Entries from a dataset
==*==

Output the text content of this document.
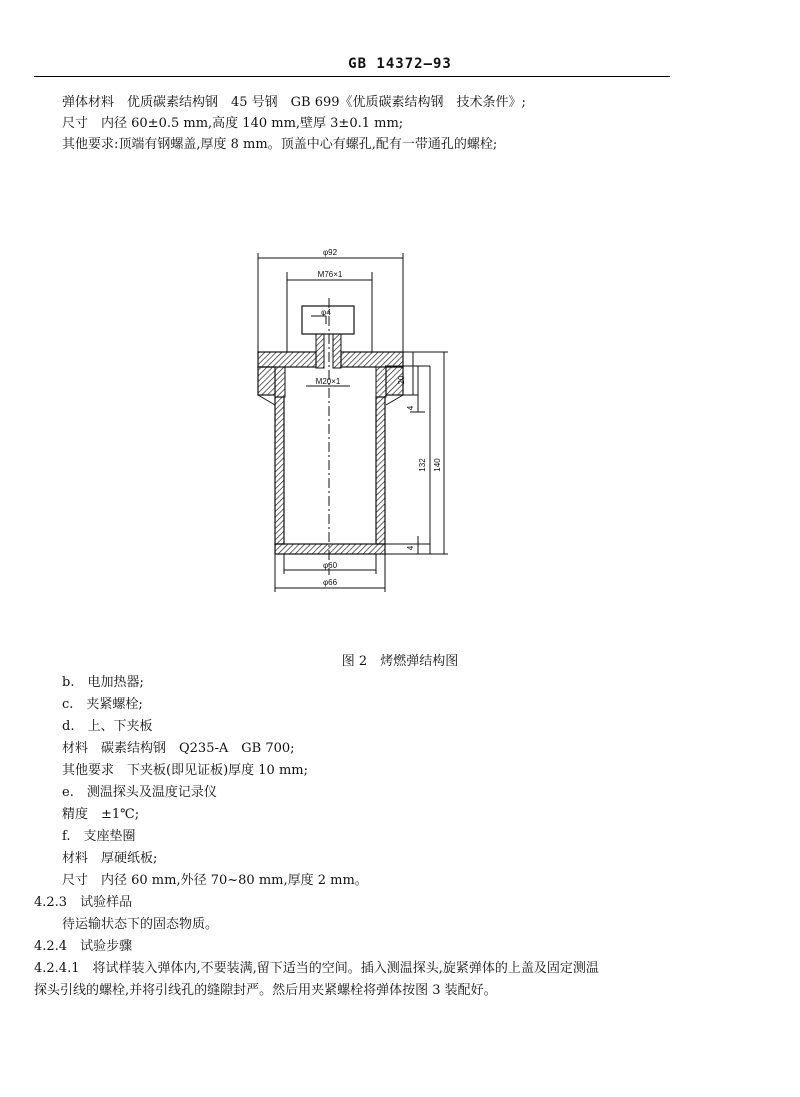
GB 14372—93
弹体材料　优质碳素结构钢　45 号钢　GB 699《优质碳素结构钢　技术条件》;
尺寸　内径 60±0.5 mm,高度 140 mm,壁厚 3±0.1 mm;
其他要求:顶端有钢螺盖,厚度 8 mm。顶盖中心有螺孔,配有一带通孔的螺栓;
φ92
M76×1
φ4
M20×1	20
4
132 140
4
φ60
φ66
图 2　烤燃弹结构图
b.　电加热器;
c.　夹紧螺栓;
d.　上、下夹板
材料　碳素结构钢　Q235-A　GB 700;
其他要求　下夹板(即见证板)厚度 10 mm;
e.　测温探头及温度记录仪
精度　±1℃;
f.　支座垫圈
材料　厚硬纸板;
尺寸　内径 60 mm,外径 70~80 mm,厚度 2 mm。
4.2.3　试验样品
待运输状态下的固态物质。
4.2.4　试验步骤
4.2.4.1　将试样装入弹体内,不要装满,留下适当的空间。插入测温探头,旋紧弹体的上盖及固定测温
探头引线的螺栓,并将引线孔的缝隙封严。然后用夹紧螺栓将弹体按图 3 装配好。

==*==

_PROBLEM DESCRIPTION:_ Each line of the material must be retyped exactly, except that images are omitted.

_RESPONSE:_
Output the text content of this document.
GB 14372—93
弹体材料　优质碳素结构钢　45 号钢　GB 699《优质碳素结构钢　技术条件》;
尺寸　内径 60±0.5 mm,高度 140 mm,壁厚 3±0.1 mm;
其他要求:顶端有钢螺盖,厚度 8 mm。顶盖中心有螺孔,配有一带通孔的螺栓;
φ92
M76×1
φ4
M20×1	20
4
132 140
4
φ60
φ66
图 2　烤燃弹结构图
b.　电加热器;
c.　夹紧螺栓;
d.　上、下夹板
材料　碳素结构钢　Q235-A　GB 700;
其他要求　下夹板(即见证板)厚度 10 mm;
e.　测温探头及温度记录仪
精度　±1℃;
f.　支座垫圈
材料　厚硬纸板;
尺寸　内径 60 mm,外径 70~80 mm,厚度 2 mm。
4.2.3　试验样品
待运输状态下的固态物质。
4.2.4　试验步骤
4.2.4.1　将试样装入弹体内,不要装满,留下适当的空间。插入测温探头,旋紧弹体的上盖及固定测温
探头引线的螺栓,并将引线孔的缝隙封严。然后用夹紧螺栓将弹体按图 3 装配好。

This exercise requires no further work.